**Dataset items:**

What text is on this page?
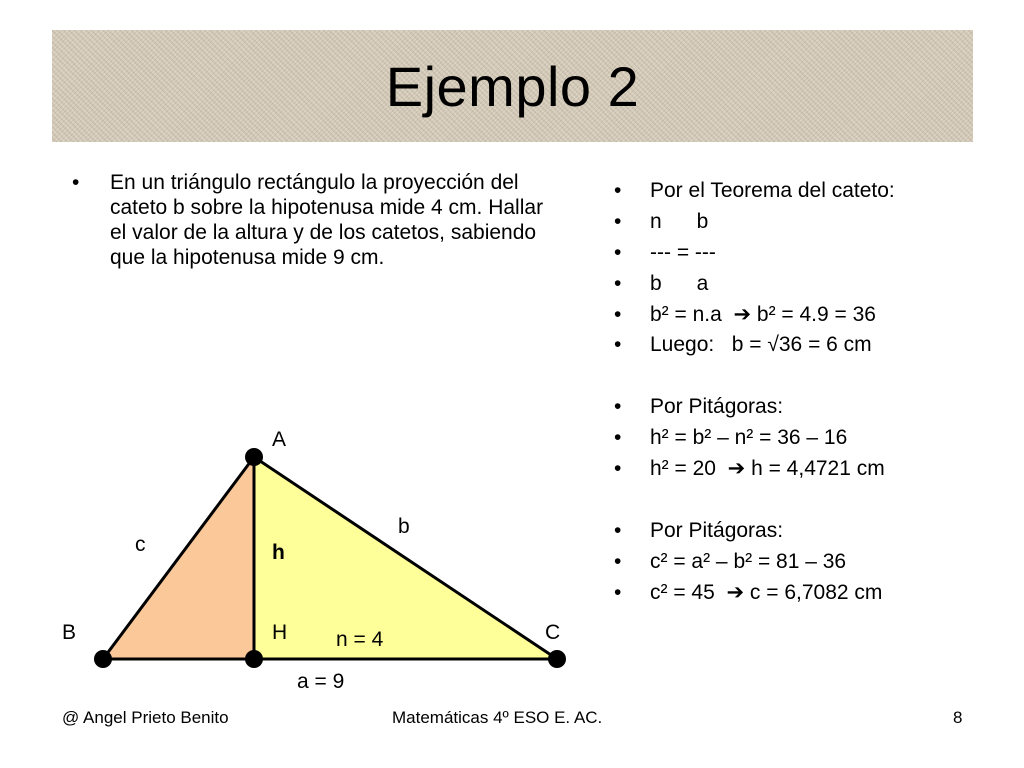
Ejemplo 2
• En un triángulo rectángulo la proyección del cateto b sobre la hipotenusa mide 4 cm. Hallar el valor de la altura y de los catetos, sabiendo que la hipotenusa mide 9 cm.
• Por el Teorema del cateto:
• n      b
• --- = ---
• b      a
• b² = n.a  ➔ b² = 4.9 = 36
• Luego:   b = √36 = 6 cm
• Por Pitágoras:
• h² = b² – n² = 36 – 16
• h² = 20  ➔ h = 4,4721 cm
• Por Pitágoras:
• c² = a² – b² = 81 – 36
• c² = 45  ➔ c = 6,7082 cm
A
b
c	h
B	H	C
n = 4
a = 9
@ Angel Prieto Benito	Matemáticas 4º ESO E. AC.	8
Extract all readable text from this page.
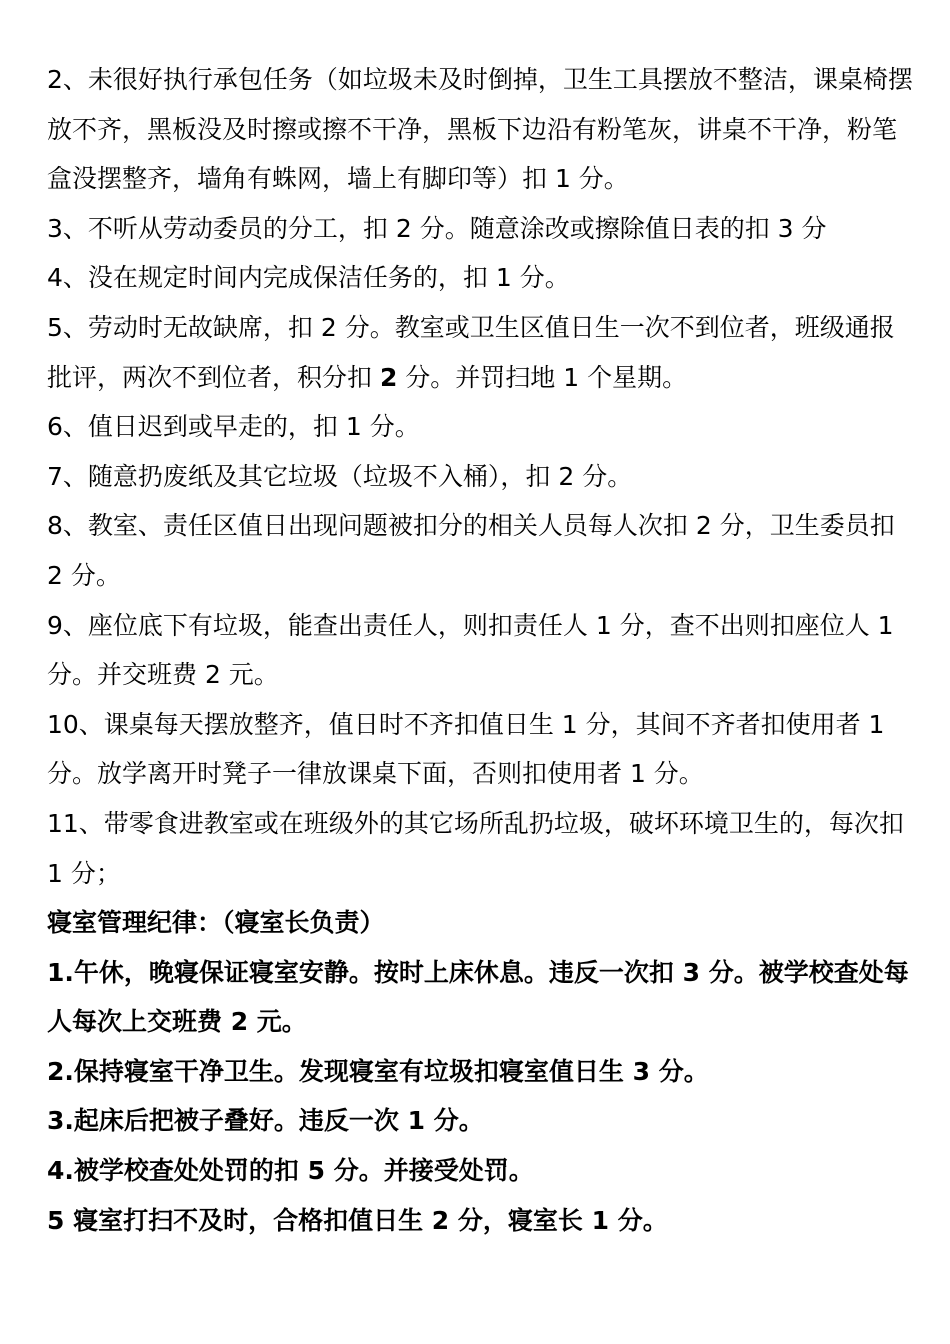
2、未很好执行承包任务（如垃圾未及时倒掉，卫生工具摆放不整洁，课桌椅摆放不齐，黑板没及时擦或擦不干净，黑板下边沿有粉笔灰，讲桌不干净，粉笔盒没摆整齐，墙角有蛛网，墙上有脚印等）扣 1 分。

3、不听从劳动委员的分工，扣 2 分。随意涂改或擦除值日表的扣 3 分

4、没在规定时间内完成保洁任务的，扣 1 分。

5、劳动时无故缺席，扣 2 分。教室或卫生区值日生一次不到位者，班级通报批评，两次不到位者，积分扣 2 分。并罚扫地 1 个星期。

6、值日迟到或早走的，扣 1 分。

7、随意扔废纸及其它垃圾（垃圾不入桶），扣 2 分。

8、教室、责任区值日出现问题被扣分的相关人员每人次扣 2 分，卫生委员扣 2 分。

9、座位底下有垃圾，能查出责任人，则扣责任人 1 分，查不出则扣座位人 1 分。并交班费 2 元。

10、课桌每天摆放整齐，值日时不齐扣值日生 1 分，其间不齐者扣使用者 1 分。放学离开时凳子一律放课桌下面，否则扣使用者 1 分。

11、带零食进教室或在班级外的其它场所乱扔垃圾，破坏环境卫生的，每次扣 1 分；

寝室管理纪律：（寝室长负责）

1.午休，晚寝保证寝室安静。按时上床休息。违反一次扣 3 分。被学校查处每人每次上交班费 2 元。

2.保持寝室干净卫生。发现寝室有垃圾扣寝室值日生 3 分。

3.起床后把被子叠好。违反一次 1 分。

4.被学校查处处罚的扣 5 分。并接受处罚。

5 寝室打扫不及时，合格扣值日生 2 分，寝室长 1 分。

**YOUR GOAL:**
Collect from the data above every line that includes "page".

**ANSWER BELOW:**
What text is on this page?
Extract all readable text from this page.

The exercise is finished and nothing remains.